EXERCISE TASKS:
• 1. Reproduce word for word the portion of the text on the reception of Firdausi's Shahnama that runs between "This volume explores" and "the seventeenth century.", inclusive.
• 2. Answer these questions on the text about the reception of Firdausi's Shahnama:
(a) What English title is given for the Shahnama?
(b) Of which stories does the text say oral performances continued?
(c) Up to which century does the text follow the painters who illustrated manuscript copies?
• 3. Continue the text about the reception of Firdausi's Shahnama, beginning after its final sentence.

EXERCISE PASSAGE:
This volume explores different aspects of the reception of Firdausi’s
Shahnama or ‘Book of Kings’, both within Iran and in neighbouring lands. Later poets and writers not only looked to Firdausi’s work for a model, but supplemented its stories with other narratives or absorbed the characters and the moral values of the poem into their own works. Several chapters focus on the literary traditions fed by the
Shahnama, including reports of the continuing oral performances of its more popular stories. Others discuss Firdausi’s impact on the creative imagination of the miniature painters who illustrated manuscript copies of the
Shahnama in the courts of the Ottoman Empire, Moghul India, and the Central Asia Khanates up till the seventeenth century.

Source data
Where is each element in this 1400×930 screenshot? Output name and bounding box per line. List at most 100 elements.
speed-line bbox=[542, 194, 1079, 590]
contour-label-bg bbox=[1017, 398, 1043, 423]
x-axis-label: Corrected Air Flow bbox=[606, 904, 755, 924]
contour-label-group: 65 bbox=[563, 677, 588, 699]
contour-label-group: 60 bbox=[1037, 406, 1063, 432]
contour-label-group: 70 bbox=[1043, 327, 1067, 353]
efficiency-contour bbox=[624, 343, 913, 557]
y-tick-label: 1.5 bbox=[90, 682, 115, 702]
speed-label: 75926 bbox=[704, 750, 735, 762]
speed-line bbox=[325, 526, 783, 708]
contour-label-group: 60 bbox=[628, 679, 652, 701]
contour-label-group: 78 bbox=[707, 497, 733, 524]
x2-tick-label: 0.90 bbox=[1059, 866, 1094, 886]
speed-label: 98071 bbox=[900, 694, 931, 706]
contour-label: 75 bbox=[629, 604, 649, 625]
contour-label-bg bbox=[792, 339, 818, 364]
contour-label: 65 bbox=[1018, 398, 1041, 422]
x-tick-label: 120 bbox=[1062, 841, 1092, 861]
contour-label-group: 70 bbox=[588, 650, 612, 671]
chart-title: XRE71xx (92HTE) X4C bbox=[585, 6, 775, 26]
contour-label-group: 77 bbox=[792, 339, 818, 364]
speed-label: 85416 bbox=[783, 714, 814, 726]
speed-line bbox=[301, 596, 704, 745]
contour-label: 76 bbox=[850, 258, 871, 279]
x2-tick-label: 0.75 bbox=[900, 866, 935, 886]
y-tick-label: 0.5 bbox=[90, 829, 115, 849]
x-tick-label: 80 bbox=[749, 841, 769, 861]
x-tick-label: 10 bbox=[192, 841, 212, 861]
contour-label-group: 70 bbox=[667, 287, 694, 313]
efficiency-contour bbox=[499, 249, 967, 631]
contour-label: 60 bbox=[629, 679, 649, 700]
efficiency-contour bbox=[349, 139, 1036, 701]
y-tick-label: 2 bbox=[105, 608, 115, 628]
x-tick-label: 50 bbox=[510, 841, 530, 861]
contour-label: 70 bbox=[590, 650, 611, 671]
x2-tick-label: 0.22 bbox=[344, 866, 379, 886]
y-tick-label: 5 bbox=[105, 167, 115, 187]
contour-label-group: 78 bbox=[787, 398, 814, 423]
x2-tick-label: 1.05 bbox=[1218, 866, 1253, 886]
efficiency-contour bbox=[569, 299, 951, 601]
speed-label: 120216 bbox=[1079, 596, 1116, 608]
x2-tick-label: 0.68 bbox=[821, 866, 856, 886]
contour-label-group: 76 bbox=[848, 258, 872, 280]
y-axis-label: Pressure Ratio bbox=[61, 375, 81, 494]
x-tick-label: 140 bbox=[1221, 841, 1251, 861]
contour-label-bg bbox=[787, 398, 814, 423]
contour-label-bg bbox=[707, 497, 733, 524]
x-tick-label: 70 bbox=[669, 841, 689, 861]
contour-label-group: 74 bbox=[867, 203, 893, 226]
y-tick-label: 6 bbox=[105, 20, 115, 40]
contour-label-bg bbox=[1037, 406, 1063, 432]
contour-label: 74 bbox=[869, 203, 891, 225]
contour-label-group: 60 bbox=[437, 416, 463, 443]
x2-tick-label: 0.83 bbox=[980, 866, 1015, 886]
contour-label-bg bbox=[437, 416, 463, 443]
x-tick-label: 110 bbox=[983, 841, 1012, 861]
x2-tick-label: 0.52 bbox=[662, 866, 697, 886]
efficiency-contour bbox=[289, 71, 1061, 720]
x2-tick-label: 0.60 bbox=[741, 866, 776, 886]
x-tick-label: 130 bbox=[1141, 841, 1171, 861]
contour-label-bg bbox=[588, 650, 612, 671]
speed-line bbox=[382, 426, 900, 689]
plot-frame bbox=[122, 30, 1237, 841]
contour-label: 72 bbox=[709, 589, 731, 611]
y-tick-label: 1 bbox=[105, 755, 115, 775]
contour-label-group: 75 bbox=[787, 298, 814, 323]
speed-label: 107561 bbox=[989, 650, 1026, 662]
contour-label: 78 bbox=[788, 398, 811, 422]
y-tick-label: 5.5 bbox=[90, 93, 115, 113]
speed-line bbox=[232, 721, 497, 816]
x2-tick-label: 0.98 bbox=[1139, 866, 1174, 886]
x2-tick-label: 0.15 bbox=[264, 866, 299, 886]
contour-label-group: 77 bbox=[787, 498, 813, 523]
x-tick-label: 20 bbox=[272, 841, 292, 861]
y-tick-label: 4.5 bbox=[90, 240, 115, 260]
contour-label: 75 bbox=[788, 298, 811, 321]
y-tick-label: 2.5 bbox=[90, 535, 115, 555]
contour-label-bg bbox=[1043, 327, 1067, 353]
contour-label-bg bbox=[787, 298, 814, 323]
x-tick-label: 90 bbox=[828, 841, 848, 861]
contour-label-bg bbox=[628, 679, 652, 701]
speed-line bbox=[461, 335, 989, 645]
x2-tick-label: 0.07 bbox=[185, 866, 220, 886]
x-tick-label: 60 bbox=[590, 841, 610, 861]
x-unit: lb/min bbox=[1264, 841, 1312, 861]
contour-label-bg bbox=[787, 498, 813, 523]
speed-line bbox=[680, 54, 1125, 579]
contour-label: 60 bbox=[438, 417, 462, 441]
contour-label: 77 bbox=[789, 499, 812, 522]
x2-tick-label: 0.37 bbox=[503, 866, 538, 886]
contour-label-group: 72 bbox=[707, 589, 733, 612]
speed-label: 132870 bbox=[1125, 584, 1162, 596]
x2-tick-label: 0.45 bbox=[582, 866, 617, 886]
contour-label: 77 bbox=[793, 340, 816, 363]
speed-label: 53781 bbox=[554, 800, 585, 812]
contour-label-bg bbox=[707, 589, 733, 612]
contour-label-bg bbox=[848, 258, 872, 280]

ANSWERS FOR EACH ITEM:
• 1.
This volume explores different aspects of the reception of Firdausi’s
Shahnama or ‘Book of Kings’, both within Iran and in neighbouring lands. Later poets and writers not only looked to Firdausi’s work for a model, but supplemented its stories with other narratives or absorbed the characters and the moral values of the poem into their own works. Several chapters focus on the literary traditions fed by the
Shahnama, including reports of the continuing oral performances of its more popular stories. Others discuss Firdausi’s impact on the creative imagination of the miniature painters who illustrated manuscript copies of the
Shahnama in the courts of the Ottoman Empire, Moghul India, and the Central Asia Khanates up till the seventeenth century.

• 2.
(a) 'Book of Kings'
(b) Its more popular stories
(c) The seventeenth century

• 3.
Contributors include Gabrielle van den Berg, Francesca Leoni, Farhad Mehran, Bilha Moor, Adeela Qureshi, Ravshan Rahmoni, Julia Rubanovich, Karin Ruehrdanz, Jan Schmidt, Ivan Steblin-Kamenski, Zeren Tanindi, Lâle Uluç, Evangelos Venetis, Olga Yastrebova, and Marjolijn van Zutphen.
Charles Melville is Professor of Persian History at the University of Cambridge and a Fellow of Pembroke College. He is currently director of the Shahnama Project and president of The Islamic Manuscript Association (TIMA), both based in Cambridge. Recent publications include
Epic of the Persian Kings. The Art of Ferdowsi’s Shahnameh, with Barbara Brend (London, 2010).
Gabrielle van den Berg, Ph.D. (1997), is lecturer in Persian at Leiden University. She has published on classical Persian literature, Tajik poetry, Ismailism and oral traditions of Central Asia. She is the author of
Minstrel Poetry from the Pamir Mountains: A Study on the Songs and Poems of the Ismailis of Tajik Badakhshan (Wiesbaden, 2004).
All those interested in Persian literature and epic poetry, the expansion of the Persianate culture and arts of the book into neighbouring lands, and the oral transmision of legend.